:: WHAT THE TASK ASKS ::
Read through the entries below and return each line with the word "External".

:: INPUT ::
START

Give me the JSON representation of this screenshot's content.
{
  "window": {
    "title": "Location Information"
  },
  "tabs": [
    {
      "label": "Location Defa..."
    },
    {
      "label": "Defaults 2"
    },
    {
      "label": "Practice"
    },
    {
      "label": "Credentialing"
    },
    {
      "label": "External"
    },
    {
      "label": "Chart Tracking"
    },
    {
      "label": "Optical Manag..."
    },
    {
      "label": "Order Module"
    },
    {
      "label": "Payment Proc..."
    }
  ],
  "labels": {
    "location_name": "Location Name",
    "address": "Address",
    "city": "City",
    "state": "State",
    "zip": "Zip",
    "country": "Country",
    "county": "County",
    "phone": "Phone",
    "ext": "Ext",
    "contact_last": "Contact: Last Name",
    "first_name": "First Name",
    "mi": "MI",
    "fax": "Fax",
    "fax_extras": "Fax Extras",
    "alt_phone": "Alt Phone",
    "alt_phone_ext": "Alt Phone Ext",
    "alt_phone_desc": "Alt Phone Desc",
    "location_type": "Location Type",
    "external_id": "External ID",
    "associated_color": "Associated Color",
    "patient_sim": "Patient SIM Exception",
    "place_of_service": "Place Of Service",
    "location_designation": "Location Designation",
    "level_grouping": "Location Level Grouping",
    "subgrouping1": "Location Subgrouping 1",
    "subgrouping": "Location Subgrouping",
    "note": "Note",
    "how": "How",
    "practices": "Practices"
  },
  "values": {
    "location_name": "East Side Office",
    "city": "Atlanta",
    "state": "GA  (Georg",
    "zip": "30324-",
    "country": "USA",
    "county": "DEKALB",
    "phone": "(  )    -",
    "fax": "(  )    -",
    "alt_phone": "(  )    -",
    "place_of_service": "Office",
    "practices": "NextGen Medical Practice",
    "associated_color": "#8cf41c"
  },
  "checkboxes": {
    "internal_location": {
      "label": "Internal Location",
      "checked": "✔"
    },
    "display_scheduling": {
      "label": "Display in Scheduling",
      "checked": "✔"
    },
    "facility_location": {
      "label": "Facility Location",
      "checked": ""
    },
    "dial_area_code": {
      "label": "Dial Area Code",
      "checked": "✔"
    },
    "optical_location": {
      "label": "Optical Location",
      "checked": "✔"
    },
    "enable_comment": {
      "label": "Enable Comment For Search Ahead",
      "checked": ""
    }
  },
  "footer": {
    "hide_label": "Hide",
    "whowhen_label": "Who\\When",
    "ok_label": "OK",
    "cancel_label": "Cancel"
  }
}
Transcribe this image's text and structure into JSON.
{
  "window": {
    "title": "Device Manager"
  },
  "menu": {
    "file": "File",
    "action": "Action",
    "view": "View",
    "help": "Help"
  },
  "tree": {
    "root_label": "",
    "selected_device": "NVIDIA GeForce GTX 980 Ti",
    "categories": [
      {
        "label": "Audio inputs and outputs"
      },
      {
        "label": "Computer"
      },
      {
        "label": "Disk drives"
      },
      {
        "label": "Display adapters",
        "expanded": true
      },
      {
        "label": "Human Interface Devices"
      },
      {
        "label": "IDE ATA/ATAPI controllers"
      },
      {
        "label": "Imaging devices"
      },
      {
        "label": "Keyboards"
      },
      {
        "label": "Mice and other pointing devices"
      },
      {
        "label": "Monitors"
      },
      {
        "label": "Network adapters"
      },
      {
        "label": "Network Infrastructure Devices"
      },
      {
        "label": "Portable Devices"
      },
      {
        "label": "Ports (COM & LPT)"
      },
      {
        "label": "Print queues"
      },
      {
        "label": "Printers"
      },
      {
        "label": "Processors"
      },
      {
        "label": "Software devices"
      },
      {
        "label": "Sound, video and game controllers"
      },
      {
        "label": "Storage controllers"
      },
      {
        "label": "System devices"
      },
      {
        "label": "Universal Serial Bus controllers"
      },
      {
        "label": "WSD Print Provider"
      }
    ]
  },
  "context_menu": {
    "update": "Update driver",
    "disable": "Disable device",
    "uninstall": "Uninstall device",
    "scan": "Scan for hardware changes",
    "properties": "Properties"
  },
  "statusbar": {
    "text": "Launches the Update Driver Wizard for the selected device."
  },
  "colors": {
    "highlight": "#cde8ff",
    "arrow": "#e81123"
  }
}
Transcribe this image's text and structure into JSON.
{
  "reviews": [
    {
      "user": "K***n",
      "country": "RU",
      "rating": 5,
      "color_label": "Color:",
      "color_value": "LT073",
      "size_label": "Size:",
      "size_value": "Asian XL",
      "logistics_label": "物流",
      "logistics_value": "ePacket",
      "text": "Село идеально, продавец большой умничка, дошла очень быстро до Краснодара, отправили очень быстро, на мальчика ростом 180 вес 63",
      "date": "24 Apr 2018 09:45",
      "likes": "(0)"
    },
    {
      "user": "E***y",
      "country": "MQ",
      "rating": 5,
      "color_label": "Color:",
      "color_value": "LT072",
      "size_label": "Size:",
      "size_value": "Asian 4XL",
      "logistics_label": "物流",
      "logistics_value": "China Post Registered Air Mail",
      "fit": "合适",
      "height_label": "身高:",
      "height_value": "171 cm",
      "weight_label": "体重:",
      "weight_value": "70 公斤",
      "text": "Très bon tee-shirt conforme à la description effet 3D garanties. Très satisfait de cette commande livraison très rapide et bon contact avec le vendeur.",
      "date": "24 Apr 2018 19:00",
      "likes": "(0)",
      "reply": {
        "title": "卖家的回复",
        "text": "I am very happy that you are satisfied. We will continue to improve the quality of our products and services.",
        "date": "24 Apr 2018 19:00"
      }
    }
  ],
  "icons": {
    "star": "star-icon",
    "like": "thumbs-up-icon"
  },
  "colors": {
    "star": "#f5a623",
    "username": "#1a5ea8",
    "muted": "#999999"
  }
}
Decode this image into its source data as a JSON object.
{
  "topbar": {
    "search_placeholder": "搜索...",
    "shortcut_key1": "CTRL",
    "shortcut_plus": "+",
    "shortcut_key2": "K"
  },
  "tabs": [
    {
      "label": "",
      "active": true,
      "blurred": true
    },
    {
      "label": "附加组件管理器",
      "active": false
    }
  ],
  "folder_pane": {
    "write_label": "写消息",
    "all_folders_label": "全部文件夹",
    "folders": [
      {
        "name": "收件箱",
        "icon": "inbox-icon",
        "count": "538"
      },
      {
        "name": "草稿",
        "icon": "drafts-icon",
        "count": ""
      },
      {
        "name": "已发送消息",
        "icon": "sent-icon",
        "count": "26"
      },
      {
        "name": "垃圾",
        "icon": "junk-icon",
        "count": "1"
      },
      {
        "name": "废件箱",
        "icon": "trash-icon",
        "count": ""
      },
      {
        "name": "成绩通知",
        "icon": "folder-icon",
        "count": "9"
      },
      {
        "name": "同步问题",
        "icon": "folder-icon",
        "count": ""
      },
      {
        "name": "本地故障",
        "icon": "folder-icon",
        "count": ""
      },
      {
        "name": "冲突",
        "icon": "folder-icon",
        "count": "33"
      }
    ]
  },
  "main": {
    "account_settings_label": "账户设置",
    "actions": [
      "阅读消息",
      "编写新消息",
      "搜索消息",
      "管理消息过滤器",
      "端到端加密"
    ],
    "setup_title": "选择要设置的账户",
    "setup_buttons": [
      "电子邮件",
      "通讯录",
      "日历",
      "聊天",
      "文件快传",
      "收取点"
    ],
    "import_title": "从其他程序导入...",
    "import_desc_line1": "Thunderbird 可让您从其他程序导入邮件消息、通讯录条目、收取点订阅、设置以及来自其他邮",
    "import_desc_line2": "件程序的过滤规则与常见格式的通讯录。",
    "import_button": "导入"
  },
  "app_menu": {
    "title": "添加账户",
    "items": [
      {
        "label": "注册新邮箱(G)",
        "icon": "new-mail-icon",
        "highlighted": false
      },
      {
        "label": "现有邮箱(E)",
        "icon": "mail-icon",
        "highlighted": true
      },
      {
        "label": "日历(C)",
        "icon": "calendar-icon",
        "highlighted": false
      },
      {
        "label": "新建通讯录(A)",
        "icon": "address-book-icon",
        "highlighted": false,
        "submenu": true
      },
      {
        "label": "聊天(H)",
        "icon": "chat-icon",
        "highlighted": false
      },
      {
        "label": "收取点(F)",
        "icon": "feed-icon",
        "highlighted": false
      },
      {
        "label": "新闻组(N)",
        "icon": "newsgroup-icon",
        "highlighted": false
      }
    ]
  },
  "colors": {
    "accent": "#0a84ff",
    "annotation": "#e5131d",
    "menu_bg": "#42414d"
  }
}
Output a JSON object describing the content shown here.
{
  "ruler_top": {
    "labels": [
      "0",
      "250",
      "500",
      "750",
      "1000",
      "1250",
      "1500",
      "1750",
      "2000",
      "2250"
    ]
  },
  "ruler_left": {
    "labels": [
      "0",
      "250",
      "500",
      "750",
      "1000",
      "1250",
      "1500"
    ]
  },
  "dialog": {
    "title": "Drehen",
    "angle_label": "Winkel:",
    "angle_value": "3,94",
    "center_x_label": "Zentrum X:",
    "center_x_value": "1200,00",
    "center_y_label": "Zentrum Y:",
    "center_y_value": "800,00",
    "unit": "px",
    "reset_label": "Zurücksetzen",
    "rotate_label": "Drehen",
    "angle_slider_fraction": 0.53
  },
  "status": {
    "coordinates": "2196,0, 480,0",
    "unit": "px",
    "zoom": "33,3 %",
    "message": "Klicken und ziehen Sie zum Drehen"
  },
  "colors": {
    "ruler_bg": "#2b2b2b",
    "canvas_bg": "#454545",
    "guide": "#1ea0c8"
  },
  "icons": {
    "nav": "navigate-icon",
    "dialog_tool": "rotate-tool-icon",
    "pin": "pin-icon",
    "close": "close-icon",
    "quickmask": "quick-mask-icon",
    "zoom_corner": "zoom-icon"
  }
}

END

:: EXERCISE ANSWER ::
      "label": "External"
    "external_id": "External ID",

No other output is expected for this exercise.